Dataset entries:
++++++++++
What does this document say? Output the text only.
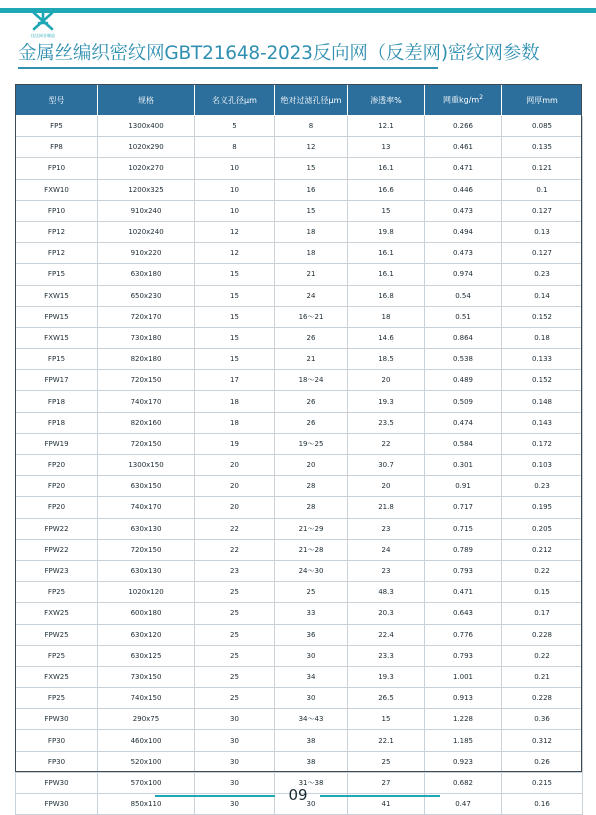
佳达网业制造
金属丝编织密纹网GBT21648-2023反向网（反差网)密纹网参数
型号	规格	名义孔径μm	绝对过滤孔径μm	渗透率%	网重$kg/m^2$	网厚mm
FP5	1300x400	5	8	12.1	0.266	0.085
FP8	1020x290	8	12	13	0.461	0.135
FP10	1020x270	10	15	16.1	0.471	0.121
FXW10	1200x325	10	16	16.6	0.446	0.1
FP10	910x240	10	15	15	0.473	0.127
FP12	1020x240	12	18	19.8	0.494	0.13
FP12	910x220	12	18	16.1	0.473	0.127
FP15	630x180	15	21	16.1	0.974	0.23
FXW15	650x230	15	24	16.8	0.54	0.14
FPW15	720x170	15	16～21	18	0.51	0.152
FXW15	730x180	15	26	14.6	0.864	0.18
FP15	820x180	15	21	18.5	0.538	0.133
FPW17	720x150	17	18～24	20	0.489	0.152
FP18	740x170	18	26	19.3	0.509	0.148
FP18	820x160	18	26	23.5	0.474	0.143
FPW19	720x150	19	19～25	22	0.584	0.172
FP20	1300x150	20	20	30.7	0.301	0.103
FP20	630x150	20	28	20	0.91	0.23
FP20	740x170	20	28	21.8	0.717	0.195
FPW22	630x130	22	21～29	23	0.715	0.205
FPW22	720x150	22	21～28	24	0.789	0.212
FPW23	630x130	23	24～30	23	0.793	0.22
FP25	1020x120	25	25	48.3	0.471	0.15
FXW25	600x180	25	33	20.3	0.643	0.17
FPW25	630x120	25	36	22.4	0.776	0.228
FP25	630x125	25	30	23.3	0.793	0.22
FXW25	730x150	25	34	19.3	1.001	0.21
FP25	740x150	25	30	26.5	0.913	0.228
FPW30	290x75	30	34～43	15	1.228	0.36
FP30	460x100	30	38	22.1	1.185	0.312
FP30	520x100	30	38	25	0.923	0.26
FPW30	570x100	30	31～38	27	0.682	0.215
FPW30	850x110	30	30	41	0.47	0.16
09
++++++++++
Without the images, write out each line of the data verbatim.

- **ANSWER TO THIS EXERCISE**
What does this document say? Output the text only.
佳达网业制造
金属丝编织密纹网GBT21648-2023反向网（反差网)密纹网参数
型号	规格	名义孔径μm	绝对过滤孔径μm	渗透率%	网重$kg/m^2$	网厚mm
FP5	1300x400	5	8	12.1	0.266	0.085
FP8	1020x290	8	12	13	0.461	0.135
FP10	1020x270	10	15	16.1	0.471	0.121
FXW10	1200x325	10	16	16.6	0.446	0.1
FP10	910x240	10	15	15	0.473	0.127
FP12	1020x240	12	18	19.8	0.494	0.13
FP12	910x220	12	18	16.1	0.473	0.127
FP15	630x180	15	21	16.1	0.974	0.23
FXW15	650x230	15	24	16.8	0.54	0.14
FPW15	720x170	15	16～21	18	0.51	0.152
FXW15	730x180	15	26	14.6	0.864	0.18
FP15	820x180	15	21	18.5	0.538	0.133
FPW17	720x150	17	18～24	20	0.489	0.152
FP18	740x170	18	26	19.3	0.509	0.148
FP18	820x160	18	26	23.5	0.474	0.143
FPW19	720x150	19	19～25	22	0.584	0.172
FP20	1300x150	20	20	30.7	0.301	0.103
FP20	630x150	20	28	20	0.91	0.23
FP20	740x170	20	28	21.8	0.717	0.195
FPW22	630x130	22	21～29	23	0.715	0.205
FPW22	720x150	22	21～28	24	0.789	0.212
FPW23	630x130	23	24～30	23	0.793	0.22
FP25	1020x120	25	25	48.3	0.471	0.15
FXW25	600x180	25	33	20.3	0.643	0.17
FPW25	630x120	25	36	22.4	0.776	0.228
FP25	630x125	25	30	23.3	0.793	0.22
FXW25	730x150	25	34	19.3	1.001	0.21
FP25	740x150	25	30	26.5	0.913	0.228
FPW30	290x75	30	34～43	15	1.228	0.36
FP30	460x100	30	38	22.1	1.185	0.312
FP30	520x100	30	38	25	0.923	0.26
FPW30	570x100	30	31～38	27	0.682	0.215
FPW30	850x110	30	30	41	0.47	0.16
09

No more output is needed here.